-------- INPUT MATERIAL

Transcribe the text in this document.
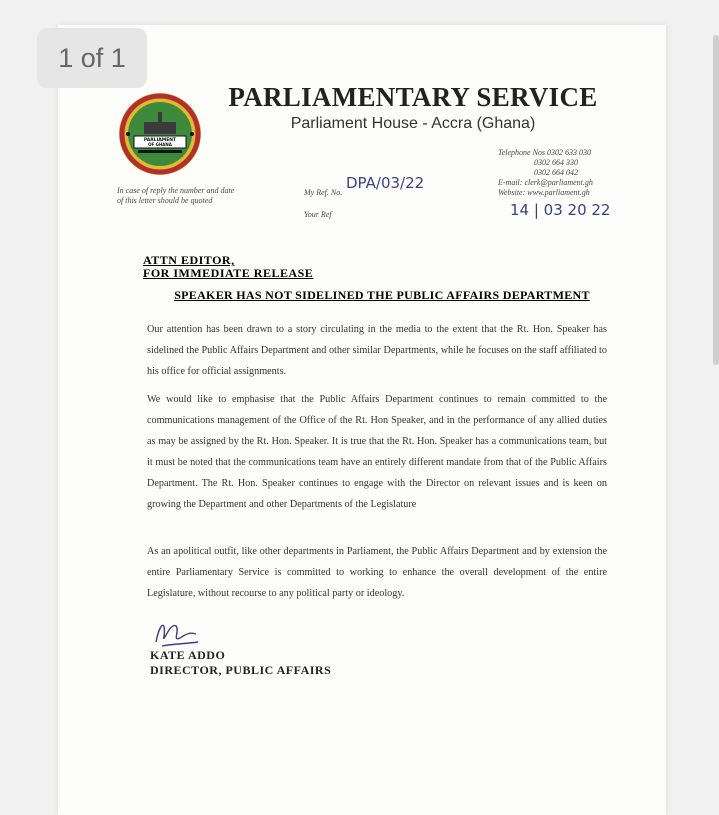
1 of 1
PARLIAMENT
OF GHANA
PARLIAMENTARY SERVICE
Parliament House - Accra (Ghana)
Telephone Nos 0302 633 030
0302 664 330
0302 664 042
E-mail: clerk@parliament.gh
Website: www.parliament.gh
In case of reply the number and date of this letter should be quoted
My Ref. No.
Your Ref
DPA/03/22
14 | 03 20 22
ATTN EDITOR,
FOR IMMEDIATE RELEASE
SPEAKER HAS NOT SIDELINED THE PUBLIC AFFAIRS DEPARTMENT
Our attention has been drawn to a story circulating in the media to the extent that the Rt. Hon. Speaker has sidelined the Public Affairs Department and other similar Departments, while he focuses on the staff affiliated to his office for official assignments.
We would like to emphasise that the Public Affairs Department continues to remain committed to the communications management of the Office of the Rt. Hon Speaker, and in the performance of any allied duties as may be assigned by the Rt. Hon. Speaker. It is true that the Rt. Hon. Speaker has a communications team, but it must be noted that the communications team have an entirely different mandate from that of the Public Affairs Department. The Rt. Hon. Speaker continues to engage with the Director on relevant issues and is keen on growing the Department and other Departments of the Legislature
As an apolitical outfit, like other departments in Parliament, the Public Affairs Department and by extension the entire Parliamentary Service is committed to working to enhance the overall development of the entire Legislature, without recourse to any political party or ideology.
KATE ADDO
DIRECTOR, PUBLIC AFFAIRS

----------------

• _EXERCISE PROMPT_
Omit the images and transcribe all of the records above word for word.

• _EXPECTED ANSWER_
Transcribe the text in this document.
1 of 1
PARLIAMENT
OF GHANA
PARLIAMENTARY SERVICE
Parliament House - Accra (Ghana)
Telephone Nos 0302 633 030
0302 664 330
0302 664 042
E-mail: clerk@parliament.gh
Website: www.parliament.gh
In case of reply the number and date of this letter should be quoted
My Ref. No.
Your Ref
DPA/03/22
14 | 03 20 22
ATTN EDITOR,
FOR IMMEDIATE RELEASE
SPEAKER HAS NOT SIDELINED THE PUBLIC AFFAIRS DEPARTMENT
Our attention has been drawn to a story circulating in the media to the extent that the Rt. Hon. Speaker has sidelined the Public Affairs Department and other similar Departments, while he focuses on the staff affiliated to his office for official assignments.
We would like to emphasise that the Public Affairs Department continues to remain committed to the communications management of the Office of the Rt. Hon Speaker, and in the performance of any allied duties as may be assigned by the Rt. Hon. Speaker. It is true that the Rt. Hon. Speaker has a communications team, but it must be noted that the communications team have an entirely different mandate from that of the Public Affairs Department. The Rt. Hon. Speaker continues to engage with the Director on relevant issues and is keen on growing the Department and other Departments of the Legislature
As an apolitical outfit, like other departments in Parliament, the Public Affairs Department and by extension the entire Parliamentary Service is committed to working to enhance the overall development of the entire Legislature, without recourse to any political party or ideology.
KATE ADDO
DIRECTOR, PUBLIC AFFAIRS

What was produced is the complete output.